◆ **Supplied data**
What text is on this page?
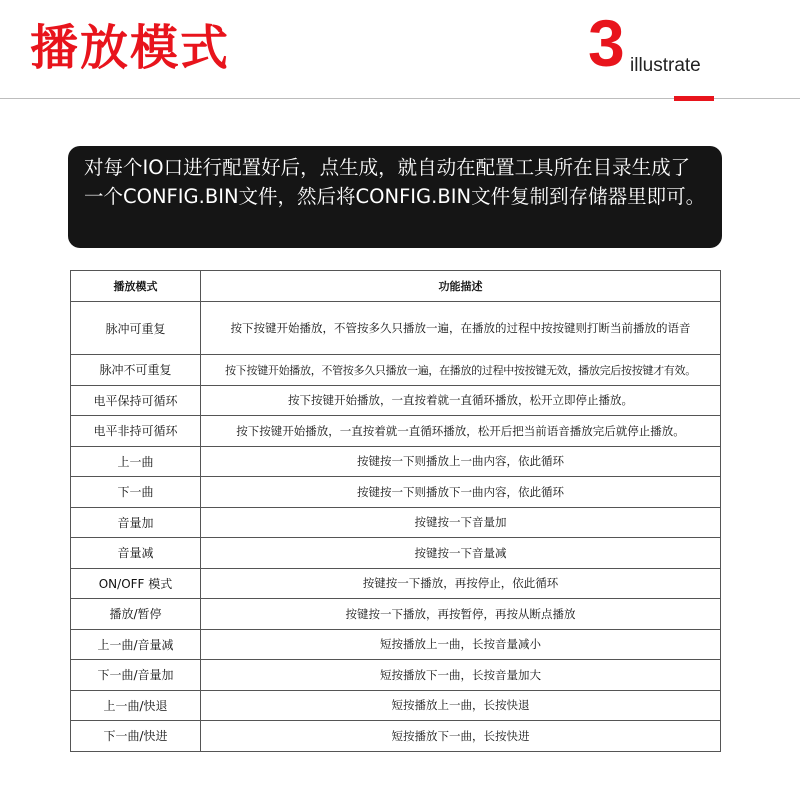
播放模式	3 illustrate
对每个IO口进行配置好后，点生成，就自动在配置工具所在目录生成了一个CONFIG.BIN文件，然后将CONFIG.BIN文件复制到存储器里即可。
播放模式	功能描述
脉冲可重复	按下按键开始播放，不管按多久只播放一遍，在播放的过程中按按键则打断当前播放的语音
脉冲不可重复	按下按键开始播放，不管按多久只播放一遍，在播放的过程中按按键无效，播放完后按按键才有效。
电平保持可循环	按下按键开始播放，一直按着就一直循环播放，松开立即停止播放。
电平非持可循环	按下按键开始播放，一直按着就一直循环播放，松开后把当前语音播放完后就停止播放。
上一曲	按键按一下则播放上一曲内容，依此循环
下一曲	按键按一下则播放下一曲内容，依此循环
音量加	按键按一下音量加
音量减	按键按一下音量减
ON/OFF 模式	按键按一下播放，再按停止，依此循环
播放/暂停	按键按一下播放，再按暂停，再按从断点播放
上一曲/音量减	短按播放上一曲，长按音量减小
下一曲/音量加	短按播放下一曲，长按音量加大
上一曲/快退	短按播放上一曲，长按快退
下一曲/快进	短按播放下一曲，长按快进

◆ **Instructions for the task**
Without the pictures, write out every entry precisely as it appears.

◆ **The response**
What text is on this page?
播放模式	3 illustrate
对每个IO口进行配置好后，点生成，就自动在配置工具所在目录生成了一个CONFIG.BIN文件，然后将CONFIG.BIN文件复制到存储器里即可。
播放模式	功能描述
脉冲可重复	按下按键开始播放，不管按多久只播放一遍，在播放的过程中按按键则打断当前播放的语音
脉冲不可重复	按下按键开始播放，不管按多久只播放一遍，在播放的过程中按按键无效，播放完后按按键才有效。
电平保持可循环	按下按键开始播放，一直按着就一直循环播放，松开立即停止播放。
电平非持可循环	按下按键开始播放，一直按着就一直循环播放，松开后把当前语音播放完后就停止播放。
上一曲	按键按一下则播放上一曲内容，依此循环
下一曲	按键按一下则播放下一曲内容，依此循环
音量加	按键按一下音量加
音量减	按键按一下音量减
ON/OFF 模式	按键按一下播放，再按停止，依此循环
播放/暂停	按键按一下播放，再按暂停，再按从断点播放
上一曲/音量减	短按播放上一曲，长按音量减小
下一曲/音量加	短按播放下一曲，长按音量加大
上一曲/快退	短按播放上一曲，长按快退
下一曲/快进	短按播放下一曲，长按快进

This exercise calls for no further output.